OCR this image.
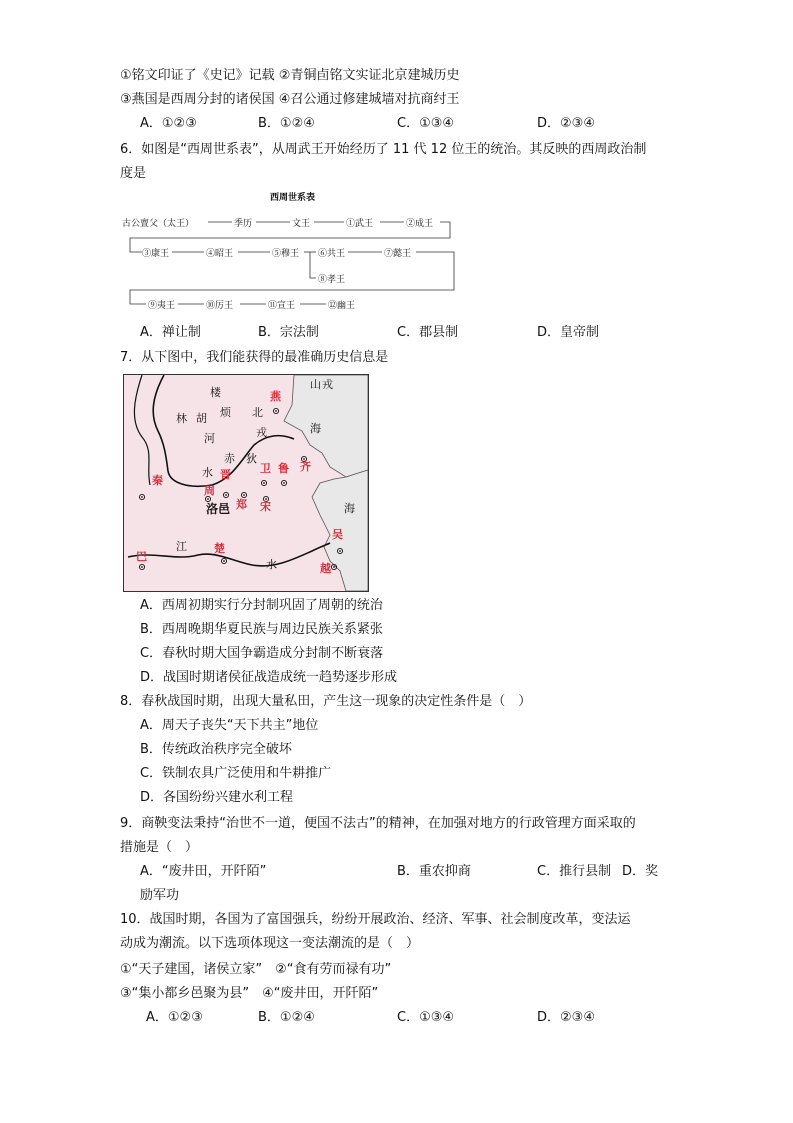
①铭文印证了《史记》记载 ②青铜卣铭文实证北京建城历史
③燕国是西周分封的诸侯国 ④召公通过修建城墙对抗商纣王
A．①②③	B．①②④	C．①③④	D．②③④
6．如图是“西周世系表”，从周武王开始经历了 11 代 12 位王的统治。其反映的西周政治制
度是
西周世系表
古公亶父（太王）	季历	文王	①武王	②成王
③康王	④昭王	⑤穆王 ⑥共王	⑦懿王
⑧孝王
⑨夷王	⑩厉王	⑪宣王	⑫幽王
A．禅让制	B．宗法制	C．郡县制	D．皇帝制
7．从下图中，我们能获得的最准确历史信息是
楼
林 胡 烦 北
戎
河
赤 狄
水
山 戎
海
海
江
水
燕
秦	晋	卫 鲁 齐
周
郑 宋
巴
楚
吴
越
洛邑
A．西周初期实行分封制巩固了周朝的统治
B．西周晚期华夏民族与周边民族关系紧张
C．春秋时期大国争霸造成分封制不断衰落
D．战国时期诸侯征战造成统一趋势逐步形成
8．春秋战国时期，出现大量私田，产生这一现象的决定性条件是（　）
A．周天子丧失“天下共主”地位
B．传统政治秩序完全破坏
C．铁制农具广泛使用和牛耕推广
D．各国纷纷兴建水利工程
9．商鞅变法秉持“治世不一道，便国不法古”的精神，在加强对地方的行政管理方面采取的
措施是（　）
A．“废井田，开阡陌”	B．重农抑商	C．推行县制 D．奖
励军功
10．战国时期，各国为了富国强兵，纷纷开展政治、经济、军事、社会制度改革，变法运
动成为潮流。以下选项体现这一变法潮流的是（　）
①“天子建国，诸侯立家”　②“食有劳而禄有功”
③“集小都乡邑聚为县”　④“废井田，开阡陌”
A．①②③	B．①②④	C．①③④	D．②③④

****

* [EXERCISE OBJECTIVE] Exactly reproduce each record, leaving out any pictures.

* [FULL RESPONSE]
OCR this image.
①铭文印证了《史记》记载 ②青铜卣铭文实证北京建城历史
③燕国是西周分封的诸侯国 ④召公通过修建城墙对抗商纣王
A．①②③	B．①②④	C．①③④	D．②③④
6．如图是“西周世系表”，从周武王开始经历了 11 代 12 位王的统治。其反映的西周政治制
度是
西周世系表
古公亶父（太王）	季历	文王	①武王	②成王
③康王	④昭王	⑤穆王 ⑥共王	⑦懿王
⑧孝王
⑨夷王	⑩厉王	⑪宣王	⑫幽王
A．禅让制	B．宗法制	C．郡县制	D．皇帝制
7．从下图中，我们能获得的最准确历史信息是
楼
林 胡 烦 北
戎
河
赤 狄
水
山 戎
海
海
江
水
燕
秦	晋	卫 鲁 齐
周
郑 宋
巴
楚
吴
越
洛邑
A．西周初期实行分封制巩固了周朝的统治
B．西周晚期华夏民族与周边民族关系紧张
C．春秋时期大国争霸造成分封制不断衰落
D．战国时期诸侯征战造成统一趋势逐步形成
8．春秋战国时期，出现大量私田，产生这一现象的决定性条件是（　）
A．周天子丧失“天下共主”地位
B．传统政治秩序完全破坏
C．铁制农具广泛使用和牛耕推广
D．各国纷纷兴建水利工程
9．商鞅变法秉持“治世不一道，便国不法古”的精神，在加强对地方的行政管理方面采取的
措施是（　）
A．“废井田，开阡陌”	B．重农抑商	C．推行县制 D．奖
励军功
10．战国时期，各国为了富国强兵，纷纷开展政治、经济、军事、社会制度改革，变法运
动成为潮流。以下选项体现这一变法潮流的是（　）
①“天子建国，诸侯立家”　②“食有劳而禄有功”
③“集小都乡邑聚为县”　④“废井田，开阡陌”
A．①②③	B．①②④	C．①③④	D．②③④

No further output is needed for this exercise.